── The input

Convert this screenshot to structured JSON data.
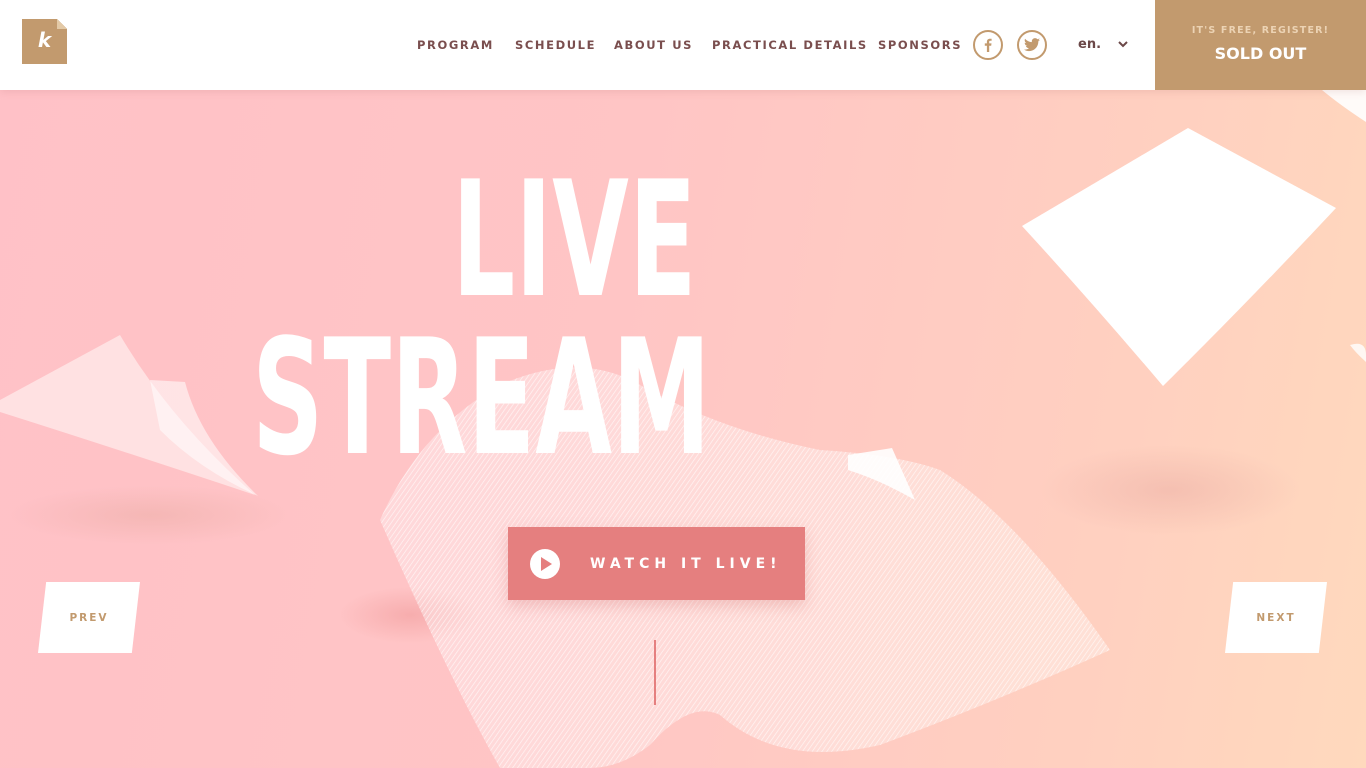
{
  "nav": {
    "items": [
      {
        "label": "PROGRAM"
      },
      {
        "label": "SCHEDULE"
      },
      {
        "label": "ABOUT US"
      },
      {
        "label": "PRACTICAL DETAILS"
      },
      {
        "label": "SPONSORS"
      }
    ]
  },
  "social": {
    "facebook_icon": "facebook-icon",
    "twitter_icon": "twitter-icon"
  },
  "language": {
    "current": "en."
  },
  "register": {
    "subtitle": "IT'S FREE, REGISTER!",
    "status": "SOLD OUT"
  },
  "hero": {
    "title_line1": "LIVE",
    "title_line2": "STREAM",
    "cta_label": "WATCH IT LIVE!"
  },
  "slider": {
    "prev_label": "PREV",
    "next_label": "NEXT"
  },
  "colors": {
    "accent": "#c29a6e",
    "cta": "#e57f7f",
    "nav_text": "#7a4e4e",
    "background": "#ffc5c5"
  }
}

────

Short task: In your copy of the records, include no pictures; repeat everything else exactly.

Solution:
Convert this screenshot to structured JSON data.
{
  "nav": {
    "items": [
      {
        "label": "PROGRAM"
      },
      {
        "label": "SCHEDULE"
      },
      {
        "label": "ABOUT US"
      },
      {
        "label": "PRACTICAL DETAILS"
      },
      {
        "label": "SPONSORS"
      }
    ]
  },
  "social": {
    "facebook_icon": "facebook-icon",
    "twitter_icon": "twitter-icon"
  },
  "language": {
    "current": "en."
  },
  "register": {
    "subtitle": "IT'S FREE, REGISTER!",
    "status": "SOLD OUT"
  },
  "hero": {
    "title_line1": "LIVE",
    "title_line2": "STREAM",
    "cta_label": "WATCH IT LIVE!"
  },
  "slider": {
    "prev_label": "PREV",
    "next_label": "NEXT"
  },
  "colors": {
    "accent": "#c29a6e",
    "cta": "#e57f7f",
    "nav_text": "#7a4e4e",
    "background": "#ffc5c5"
  }
}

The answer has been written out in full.